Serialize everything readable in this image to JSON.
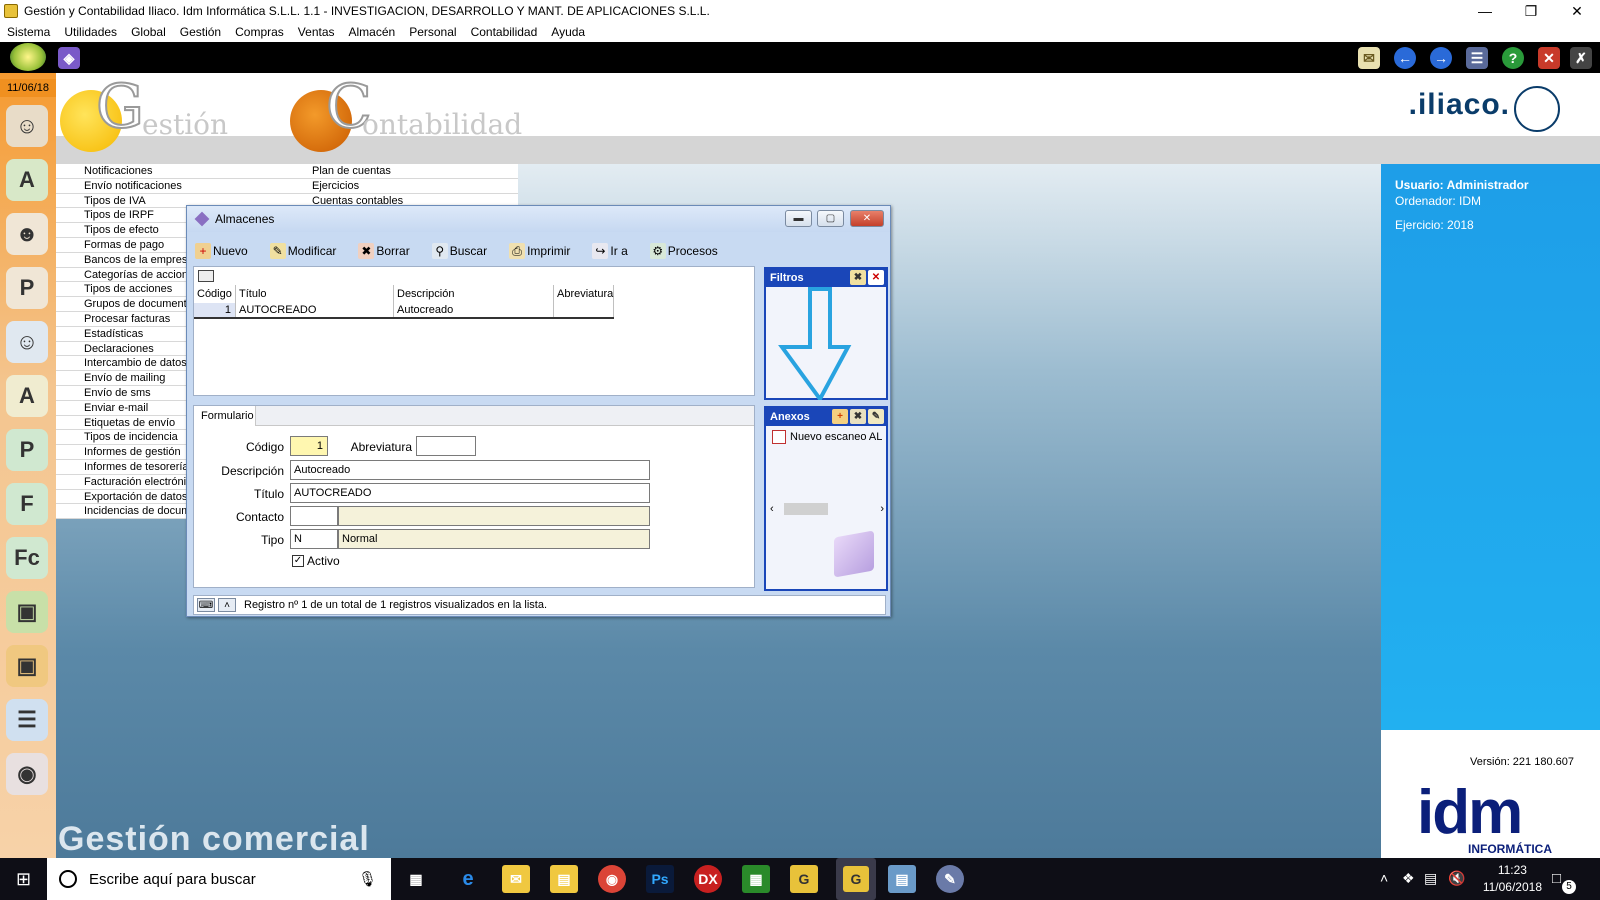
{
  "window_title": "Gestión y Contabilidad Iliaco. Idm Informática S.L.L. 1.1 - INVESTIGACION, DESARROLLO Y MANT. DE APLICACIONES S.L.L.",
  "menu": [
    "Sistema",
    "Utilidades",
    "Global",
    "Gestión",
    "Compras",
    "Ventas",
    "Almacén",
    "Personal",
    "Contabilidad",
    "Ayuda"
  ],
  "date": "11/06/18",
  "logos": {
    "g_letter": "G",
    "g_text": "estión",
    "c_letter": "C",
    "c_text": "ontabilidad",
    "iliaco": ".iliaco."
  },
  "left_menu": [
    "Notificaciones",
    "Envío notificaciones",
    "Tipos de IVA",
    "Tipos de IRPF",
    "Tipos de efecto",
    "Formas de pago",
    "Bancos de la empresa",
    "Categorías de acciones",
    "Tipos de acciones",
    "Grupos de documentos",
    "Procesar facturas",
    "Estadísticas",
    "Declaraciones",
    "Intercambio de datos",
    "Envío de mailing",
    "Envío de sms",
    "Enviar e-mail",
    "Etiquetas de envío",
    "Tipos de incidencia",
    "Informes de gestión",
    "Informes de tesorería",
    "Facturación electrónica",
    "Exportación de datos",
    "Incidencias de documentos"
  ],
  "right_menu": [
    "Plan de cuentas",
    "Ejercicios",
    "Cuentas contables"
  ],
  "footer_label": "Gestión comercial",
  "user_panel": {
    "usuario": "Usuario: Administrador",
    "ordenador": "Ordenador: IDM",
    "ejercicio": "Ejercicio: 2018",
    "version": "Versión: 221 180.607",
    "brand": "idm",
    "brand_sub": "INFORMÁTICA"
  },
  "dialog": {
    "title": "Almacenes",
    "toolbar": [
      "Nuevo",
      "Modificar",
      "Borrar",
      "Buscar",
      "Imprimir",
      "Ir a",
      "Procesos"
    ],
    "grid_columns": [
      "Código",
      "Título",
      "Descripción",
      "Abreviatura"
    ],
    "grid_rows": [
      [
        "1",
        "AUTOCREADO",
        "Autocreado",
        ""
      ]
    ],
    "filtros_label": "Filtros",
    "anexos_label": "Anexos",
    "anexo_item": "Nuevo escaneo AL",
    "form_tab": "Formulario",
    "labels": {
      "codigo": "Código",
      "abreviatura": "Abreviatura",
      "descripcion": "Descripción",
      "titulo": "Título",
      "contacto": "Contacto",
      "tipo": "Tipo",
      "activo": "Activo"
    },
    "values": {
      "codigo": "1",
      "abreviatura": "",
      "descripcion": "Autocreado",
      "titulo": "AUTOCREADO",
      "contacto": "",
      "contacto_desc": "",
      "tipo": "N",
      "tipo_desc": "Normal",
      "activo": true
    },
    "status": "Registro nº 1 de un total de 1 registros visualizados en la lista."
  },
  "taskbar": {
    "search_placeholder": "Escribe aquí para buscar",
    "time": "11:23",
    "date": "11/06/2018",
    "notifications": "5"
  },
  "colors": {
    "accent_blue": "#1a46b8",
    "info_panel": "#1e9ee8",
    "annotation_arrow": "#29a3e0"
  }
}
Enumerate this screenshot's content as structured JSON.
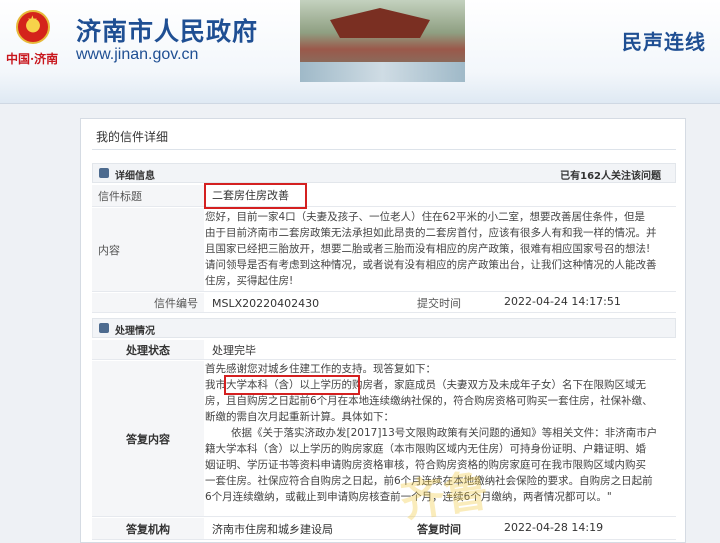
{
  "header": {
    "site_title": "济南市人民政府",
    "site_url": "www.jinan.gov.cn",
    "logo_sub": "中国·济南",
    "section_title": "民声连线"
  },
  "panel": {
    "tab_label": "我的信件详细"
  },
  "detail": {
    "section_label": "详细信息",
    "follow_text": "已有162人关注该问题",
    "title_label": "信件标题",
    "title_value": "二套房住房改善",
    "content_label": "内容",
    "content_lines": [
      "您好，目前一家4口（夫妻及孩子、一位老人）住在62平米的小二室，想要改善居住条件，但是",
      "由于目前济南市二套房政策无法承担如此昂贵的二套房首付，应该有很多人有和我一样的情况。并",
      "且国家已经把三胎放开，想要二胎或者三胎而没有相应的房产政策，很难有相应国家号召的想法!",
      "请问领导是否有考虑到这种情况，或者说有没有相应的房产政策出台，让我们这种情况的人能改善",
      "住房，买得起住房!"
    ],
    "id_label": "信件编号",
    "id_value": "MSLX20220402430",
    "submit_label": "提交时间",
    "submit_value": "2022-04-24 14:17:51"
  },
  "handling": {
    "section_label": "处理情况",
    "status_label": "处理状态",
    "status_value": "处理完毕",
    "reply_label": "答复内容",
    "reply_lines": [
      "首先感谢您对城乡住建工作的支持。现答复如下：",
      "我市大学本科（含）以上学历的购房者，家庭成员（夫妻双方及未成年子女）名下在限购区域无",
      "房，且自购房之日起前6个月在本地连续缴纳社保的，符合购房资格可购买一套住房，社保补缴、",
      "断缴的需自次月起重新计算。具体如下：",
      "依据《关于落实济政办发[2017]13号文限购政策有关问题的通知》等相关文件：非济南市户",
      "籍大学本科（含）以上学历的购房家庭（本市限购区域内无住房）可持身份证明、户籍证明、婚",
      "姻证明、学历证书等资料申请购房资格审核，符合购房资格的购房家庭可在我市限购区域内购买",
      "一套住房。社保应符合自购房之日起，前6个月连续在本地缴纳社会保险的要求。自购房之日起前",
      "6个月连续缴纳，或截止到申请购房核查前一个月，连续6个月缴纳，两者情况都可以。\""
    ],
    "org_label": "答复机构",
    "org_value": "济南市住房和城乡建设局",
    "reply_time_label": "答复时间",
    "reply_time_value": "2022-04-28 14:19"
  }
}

======

→ **YOUR TASK**: Pick out the lines containing the word "acciones" and show them.

→ **WRITTEN ANSWER**:
    "Categorías de acciones",
    "Tipos de acciones",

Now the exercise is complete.